§ WRITTEN PROBLEM: Locate the word "Google" in the material, then show every line that holds it.

(Dataset excerpts)
+---+

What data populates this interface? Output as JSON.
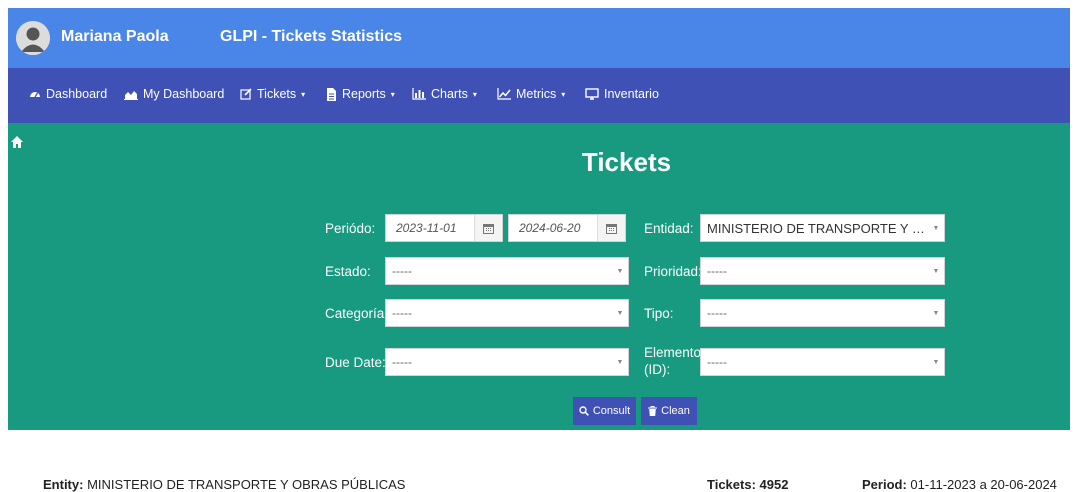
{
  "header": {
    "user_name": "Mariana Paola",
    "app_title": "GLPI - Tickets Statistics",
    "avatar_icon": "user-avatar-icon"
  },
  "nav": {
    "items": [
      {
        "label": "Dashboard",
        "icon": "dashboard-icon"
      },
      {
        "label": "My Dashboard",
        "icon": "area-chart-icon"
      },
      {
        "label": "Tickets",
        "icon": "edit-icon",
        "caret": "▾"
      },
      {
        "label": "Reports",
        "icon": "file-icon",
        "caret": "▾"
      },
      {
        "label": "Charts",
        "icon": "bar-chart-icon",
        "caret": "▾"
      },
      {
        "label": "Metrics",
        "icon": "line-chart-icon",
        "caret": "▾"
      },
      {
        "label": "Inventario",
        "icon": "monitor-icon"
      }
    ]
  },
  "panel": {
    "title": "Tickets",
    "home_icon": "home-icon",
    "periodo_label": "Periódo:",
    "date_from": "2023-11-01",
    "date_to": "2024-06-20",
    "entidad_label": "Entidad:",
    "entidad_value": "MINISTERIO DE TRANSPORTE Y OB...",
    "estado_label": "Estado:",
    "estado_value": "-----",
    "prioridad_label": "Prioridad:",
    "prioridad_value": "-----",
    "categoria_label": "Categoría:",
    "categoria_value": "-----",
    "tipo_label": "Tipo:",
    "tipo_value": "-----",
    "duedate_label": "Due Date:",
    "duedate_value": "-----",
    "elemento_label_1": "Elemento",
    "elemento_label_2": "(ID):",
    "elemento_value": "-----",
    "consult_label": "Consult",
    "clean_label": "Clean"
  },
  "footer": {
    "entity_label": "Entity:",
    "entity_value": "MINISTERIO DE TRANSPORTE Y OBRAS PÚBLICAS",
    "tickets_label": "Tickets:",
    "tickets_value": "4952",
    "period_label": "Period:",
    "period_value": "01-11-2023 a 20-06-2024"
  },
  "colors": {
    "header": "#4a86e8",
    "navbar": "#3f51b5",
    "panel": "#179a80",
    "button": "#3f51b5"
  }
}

+---+

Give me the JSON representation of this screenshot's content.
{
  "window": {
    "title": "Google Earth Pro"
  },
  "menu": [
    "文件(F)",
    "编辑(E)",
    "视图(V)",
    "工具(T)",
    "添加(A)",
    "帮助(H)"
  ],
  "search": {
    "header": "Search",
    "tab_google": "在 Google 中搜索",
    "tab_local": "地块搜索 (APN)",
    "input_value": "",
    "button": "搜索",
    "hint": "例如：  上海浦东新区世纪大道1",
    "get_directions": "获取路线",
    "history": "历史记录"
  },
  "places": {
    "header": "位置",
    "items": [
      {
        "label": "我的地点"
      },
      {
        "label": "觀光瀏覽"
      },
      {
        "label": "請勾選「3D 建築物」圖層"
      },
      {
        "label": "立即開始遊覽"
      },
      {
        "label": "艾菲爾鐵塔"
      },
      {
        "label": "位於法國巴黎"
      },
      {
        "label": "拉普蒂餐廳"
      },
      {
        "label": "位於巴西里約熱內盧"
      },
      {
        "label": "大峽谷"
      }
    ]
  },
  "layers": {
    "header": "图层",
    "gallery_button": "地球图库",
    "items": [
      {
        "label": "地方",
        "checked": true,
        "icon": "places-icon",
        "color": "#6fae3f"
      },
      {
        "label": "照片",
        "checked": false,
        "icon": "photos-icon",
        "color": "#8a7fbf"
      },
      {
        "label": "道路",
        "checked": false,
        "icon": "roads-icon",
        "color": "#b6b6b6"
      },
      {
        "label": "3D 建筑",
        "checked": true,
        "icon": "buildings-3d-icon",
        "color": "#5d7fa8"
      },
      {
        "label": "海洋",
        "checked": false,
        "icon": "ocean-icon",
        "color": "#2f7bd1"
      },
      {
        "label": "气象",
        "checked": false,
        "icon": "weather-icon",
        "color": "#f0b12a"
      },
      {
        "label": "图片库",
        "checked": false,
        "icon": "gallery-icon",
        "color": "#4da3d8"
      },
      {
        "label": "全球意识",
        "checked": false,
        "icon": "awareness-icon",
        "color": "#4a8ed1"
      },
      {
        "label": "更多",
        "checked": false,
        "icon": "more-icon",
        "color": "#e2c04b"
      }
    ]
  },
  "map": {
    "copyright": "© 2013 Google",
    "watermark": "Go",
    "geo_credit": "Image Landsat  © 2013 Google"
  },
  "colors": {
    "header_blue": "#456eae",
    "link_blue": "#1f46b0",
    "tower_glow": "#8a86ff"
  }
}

+---+

§ ANSWER IN FULL:
    "title": "Google Earth Pro"
    "tab_google": "在 Google 中搜索",
    "copyright": "© 2013 Google",
    "geo_credit": "Image Landsat  © 2013 Google"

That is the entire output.